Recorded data

====

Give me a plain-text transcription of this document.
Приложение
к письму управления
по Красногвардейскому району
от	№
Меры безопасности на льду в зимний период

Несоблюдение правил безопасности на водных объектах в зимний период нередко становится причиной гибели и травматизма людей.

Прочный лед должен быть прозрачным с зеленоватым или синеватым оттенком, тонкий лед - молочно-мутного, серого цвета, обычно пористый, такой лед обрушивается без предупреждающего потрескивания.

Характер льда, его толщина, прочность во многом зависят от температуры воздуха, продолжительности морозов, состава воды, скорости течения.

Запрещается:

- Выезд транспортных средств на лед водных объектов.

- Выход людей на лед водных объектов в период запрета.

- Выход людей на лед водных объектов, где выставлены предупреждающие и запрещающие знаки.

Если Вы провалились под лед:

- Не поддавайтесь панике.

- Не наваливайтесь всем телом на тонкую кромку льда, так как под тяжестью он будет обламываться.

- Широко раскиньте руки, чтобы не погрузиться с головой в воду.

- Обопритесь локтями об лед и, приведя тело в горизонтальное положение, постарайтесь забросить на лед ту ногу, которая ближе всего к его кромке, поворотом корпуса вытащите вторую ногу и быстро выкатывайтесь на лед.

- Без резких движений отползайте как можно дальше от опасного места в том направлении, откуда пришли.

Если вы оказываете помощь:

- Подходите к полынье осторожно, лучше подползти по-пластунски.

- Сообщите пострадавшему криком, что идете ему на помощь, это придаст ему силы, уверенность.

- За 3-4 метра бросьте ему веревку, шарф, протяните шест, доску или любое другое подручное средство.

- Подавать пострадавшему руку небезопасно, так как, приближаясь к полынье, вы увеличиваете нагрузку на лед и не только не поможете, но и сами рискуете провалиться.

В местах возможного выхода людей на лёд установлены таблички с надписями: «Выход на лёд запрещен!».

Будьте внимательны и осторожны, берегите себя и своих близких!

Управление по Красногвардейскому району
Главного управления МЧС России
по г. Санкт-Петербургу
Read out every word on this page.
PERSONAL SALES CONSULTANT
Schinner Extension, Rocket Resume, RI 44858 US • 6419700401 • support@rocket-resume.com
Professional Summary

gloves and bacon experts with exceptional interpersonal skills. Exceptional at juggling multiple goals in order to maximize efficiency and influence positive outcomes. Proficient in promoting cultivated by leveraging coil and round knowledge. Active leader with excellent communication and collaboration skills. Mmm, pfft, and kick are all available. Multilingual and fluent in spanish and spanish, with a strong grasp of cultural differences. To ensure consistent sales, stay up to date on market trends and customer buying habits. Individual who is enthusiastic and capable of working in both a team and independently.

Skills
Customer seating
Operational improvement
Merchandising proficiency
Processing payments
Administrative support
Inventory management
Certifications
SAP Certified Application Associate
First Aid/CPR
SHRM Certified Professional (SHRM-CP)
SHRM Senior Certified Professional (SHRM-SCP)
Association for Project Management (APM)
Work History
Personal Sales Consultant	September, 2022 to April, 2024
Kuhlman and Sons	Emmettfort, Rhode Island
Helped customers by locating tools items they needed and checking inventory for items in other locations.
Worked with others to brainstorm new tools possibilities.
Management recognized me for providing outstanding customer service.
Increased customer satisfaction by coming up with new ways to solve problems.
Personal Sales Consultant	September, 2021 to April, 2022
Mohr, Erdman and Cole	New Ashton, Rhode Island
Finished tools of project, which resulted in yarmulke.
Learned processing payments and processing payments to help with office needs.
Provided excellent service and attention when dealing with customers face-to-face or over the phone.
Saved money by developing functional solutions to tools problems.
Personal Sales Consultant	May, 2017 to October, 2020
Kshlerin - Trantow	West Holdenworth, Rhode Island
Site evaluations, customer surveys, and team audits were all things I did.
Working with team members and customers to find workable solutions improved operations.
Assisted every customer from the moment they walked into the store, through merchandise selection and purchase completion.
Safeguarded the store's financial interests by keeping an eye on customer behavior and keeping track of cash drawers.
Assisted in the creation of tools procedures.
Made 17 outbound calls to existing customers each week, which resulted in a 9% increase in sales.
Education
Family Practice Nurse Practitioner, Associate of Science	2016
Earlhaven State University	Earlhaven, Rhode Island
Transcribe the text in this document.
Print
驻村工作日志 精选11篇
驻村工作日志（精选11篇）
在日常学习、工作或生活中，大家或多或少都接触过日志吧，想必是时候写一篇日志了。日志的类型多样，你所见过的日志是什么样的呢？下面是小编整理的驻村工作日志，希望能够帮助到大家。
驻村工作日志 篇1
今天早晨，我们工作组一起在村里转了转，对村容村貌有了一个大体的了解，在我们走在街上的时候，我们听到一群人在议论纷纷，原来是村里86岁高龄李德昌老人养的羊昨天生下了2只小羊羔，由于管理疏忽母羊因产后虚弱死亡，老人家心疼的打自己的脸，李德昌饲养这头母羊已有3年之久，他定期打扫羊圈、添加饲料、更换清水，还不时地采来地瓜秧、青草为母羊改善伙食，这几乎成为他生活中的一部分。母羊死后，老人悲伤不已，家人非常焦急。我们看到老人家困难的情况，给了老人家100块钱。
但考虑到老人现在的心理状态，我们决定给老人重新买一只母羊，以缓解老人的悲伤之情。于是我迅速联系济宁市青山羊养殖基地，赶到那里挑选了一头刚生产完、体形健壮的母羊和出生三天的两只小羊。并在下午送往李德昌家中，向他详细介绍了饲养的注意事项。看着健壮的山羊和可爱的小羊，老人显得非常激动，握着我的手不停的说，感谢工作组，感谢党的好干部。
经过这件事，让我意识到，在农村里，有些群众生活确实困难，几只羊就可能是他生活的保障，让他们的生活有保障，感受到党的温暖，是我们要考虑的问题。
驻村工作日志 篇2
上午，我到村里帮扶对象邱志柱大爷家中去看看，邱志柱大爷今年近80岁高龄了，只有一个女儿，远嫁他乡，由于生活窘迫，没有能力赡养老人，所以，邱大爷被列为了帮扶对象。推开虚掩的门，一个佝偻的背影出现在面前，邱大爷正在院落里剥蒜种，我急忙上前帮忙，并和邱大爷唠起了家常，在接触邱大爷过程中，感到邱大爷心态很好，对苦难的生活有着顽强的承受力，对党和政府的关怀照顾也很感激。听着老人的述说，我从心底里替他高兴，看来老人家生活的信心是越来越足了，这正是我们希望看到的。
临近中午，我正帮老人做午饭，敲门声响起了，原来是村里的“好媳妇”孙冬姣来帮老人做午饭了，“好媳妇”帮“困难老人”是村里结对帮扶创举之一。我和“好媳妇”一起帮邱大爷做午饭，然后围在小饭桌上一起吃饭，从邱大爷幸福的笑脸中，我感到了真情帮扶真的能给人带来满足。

====

TASK BRIEF ▸ Lines that include the word "payments" are to be extracted from the data above.

ANSWER FOR THE TASK ▸
Processing payments
Learned processing payments and processing payments to help with office needs.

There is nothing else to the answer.